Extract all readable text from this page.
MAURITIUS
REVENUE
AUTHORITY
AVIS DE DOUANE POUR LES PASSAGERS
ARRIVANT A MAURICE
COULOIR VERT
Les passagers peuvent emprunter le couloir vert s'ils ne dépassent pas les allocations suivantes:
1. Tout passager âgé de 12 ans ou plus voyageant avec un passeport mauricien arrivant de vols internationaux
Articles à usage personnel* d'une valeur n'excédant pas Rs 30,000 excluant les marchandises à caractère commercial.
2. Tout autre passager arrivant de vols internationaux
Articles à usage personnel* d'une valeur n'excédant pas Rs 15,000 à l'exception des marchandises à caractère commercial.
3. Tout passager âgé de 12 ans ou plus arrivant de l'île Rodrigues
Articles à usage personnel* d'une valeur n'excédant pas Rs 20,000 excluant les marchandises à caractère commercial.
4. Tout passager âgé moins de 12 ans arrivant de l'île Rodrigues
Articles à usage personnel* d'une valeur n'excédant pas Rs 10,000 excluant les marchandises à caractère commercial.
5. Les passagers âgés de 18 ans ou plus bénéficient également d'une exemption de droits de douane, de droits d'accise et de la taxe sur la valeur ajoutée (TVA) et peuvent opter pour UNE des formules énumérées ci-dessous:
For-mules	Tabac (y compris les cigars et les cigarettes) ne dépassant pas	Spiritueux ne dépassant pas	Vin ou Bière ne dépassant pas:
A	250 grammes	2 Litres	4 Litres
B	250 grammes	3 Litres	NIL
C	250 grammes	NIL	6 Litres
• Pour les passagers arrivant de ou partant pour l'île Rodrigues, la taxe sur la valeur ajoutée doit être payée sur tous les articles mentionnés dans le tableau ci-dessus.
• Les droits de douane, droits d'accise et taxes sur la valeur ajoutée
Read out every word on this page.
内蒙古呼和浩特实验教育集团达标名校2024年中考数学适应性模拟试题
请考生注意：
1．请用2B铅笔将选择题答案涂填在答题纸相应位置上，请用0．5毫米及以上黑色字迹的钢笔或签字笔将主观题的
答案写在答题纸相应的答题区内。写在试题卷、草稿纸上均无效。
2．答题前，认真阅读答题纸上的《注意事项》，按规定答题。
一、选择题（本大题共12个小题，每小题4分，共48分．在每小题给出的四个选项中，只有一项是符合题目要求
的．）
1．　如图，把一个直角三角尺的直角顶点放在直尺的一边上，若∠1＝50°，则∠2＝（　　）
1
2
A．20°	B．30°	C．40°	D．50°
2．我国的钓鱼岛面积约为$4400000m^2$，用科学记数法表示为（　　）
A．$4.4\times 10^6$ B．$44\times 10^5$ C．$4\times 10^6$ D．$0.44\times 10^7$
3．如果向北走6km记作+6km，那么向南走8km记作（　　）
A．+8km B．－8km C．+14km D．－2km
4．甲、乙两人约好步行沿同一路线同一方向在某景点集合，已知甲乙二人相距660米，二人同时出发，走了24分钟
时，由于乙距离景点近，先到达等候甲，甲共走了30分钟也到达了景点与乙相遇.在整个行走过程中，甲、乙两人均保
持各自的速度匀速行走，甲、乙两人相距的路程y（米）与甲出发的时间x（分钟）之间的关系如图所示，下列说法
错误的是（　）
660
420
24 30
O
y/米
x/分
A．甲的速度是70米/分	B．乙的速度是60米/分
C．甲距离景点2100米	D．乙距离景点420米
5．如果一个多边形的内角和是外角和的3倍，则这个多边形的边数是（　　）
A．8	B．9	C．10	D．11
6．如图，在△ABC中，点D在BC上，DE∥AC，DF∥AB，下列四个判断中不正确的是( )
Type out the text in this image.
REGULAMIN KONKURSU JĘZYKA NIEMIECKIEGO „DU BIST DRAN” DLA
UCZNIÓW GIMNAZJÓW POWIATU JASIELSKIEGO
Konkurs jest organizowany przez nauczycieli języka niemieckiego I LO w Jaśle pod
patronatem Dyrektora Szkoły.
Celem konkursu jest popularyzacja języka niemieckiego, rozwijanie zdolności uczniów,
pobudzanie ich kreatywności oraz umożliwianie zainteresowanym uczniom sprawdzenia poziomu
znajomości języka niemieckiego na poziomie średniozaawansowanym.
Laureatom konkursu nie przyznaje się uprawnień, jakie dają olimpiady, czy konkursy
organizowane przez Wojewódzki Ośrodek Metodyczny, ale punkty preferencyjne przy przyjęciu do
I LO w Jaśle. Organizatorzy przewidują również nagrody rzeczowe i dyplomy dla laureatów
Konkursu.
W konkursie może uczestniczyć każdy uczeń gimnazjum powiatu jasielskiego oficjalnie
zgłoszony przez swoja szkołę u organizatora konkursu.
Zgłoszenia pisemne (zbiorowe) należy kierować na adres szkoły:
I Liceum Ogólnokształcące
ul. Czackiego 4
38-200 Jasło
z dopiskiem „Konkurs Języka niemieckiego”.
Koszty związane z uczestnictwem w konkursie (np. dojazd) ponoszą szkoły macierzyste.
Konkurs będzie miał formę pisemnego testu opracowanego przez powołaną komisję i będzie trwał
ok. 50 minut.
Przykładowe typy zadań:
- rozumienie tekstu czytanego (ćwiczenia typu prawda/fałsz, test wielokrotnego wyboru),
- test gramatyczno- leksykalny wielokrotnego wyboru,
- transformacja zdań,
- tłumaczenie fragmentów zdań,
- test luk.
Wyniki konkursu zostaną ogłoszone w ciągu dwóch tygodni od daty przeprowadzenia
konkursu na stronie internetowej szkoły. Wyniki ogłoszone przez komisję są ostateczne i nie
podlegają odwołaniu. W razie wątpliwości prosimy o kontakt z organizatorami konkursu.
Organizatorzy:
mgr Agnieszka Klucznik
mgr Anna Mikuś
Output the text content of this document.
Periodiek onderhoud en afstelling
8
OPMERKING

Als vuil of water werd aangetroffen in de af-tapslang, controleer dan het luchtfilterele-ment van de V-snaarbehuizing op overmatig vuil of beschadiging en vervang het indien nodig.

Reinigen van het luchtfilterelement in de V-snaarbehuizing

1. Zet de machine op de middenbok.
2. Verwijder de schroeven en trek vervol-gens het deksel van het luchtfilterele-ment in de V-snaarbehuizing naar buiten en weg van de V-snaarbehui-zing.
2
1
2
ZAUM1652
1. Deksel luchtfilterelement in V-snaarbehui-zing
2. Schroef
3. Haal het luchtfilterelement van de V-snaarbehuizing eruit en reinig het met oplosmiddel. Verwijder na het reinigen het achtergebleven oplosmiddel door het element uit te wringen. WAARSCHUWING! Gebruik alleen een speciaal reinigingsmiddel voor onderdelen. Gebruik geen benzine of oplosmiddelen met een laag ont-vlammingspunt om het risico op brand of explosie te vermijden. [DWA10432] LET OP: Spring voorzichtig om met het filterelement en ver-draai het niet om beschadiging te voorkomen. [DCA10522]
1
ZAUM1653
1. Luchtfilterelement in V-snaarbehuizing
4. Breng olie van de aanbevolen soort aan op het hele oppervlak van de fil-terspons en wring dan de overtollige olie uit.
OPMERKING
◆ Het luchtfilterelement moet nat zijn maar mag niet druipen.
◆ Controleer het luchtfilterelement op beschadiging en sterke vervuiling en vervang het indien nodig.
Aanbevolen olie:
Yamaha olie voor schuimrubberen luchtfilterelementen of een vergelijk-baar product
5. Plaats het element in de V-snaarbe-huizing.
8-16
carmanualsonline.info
============================================================
» **SET PROBLEM**
Copy out each line of the material that holds the word "beschadiging".

» **PROBLEM SOLUTION**
Als vuil of water werd aangetroffen in de af-tapslang, controleer dan het luchtfilterele-ment van de V-snaarbehuizing op overmatig vuil of beschadiging en vervang het indien nodig.
3. Haal het luchtfilterelement van de V-snaarbehuizing eruit en reinig het met oplosmiddel. Verwijder na het reinigen het achtergebleven oplosmiddel door het element uit te wringen. WAARSCHUWING! Gebruik alleen een speciaal reinigingsmiddel voor onderdelen. Gebruik geen benzine of oplosmiddelen met een laag ont-vlammingspunt om het risico op brand of explosie te vermijden. [DWA10432] LET OP: Spring voorzichtig om met het filterelement en ver-draai het niet om beschadiging te voorkomen. [DCA10522]
◆ Controleer het luchtfilterelement op beschadiging en sterke vervuiling en vervang het indien nodig.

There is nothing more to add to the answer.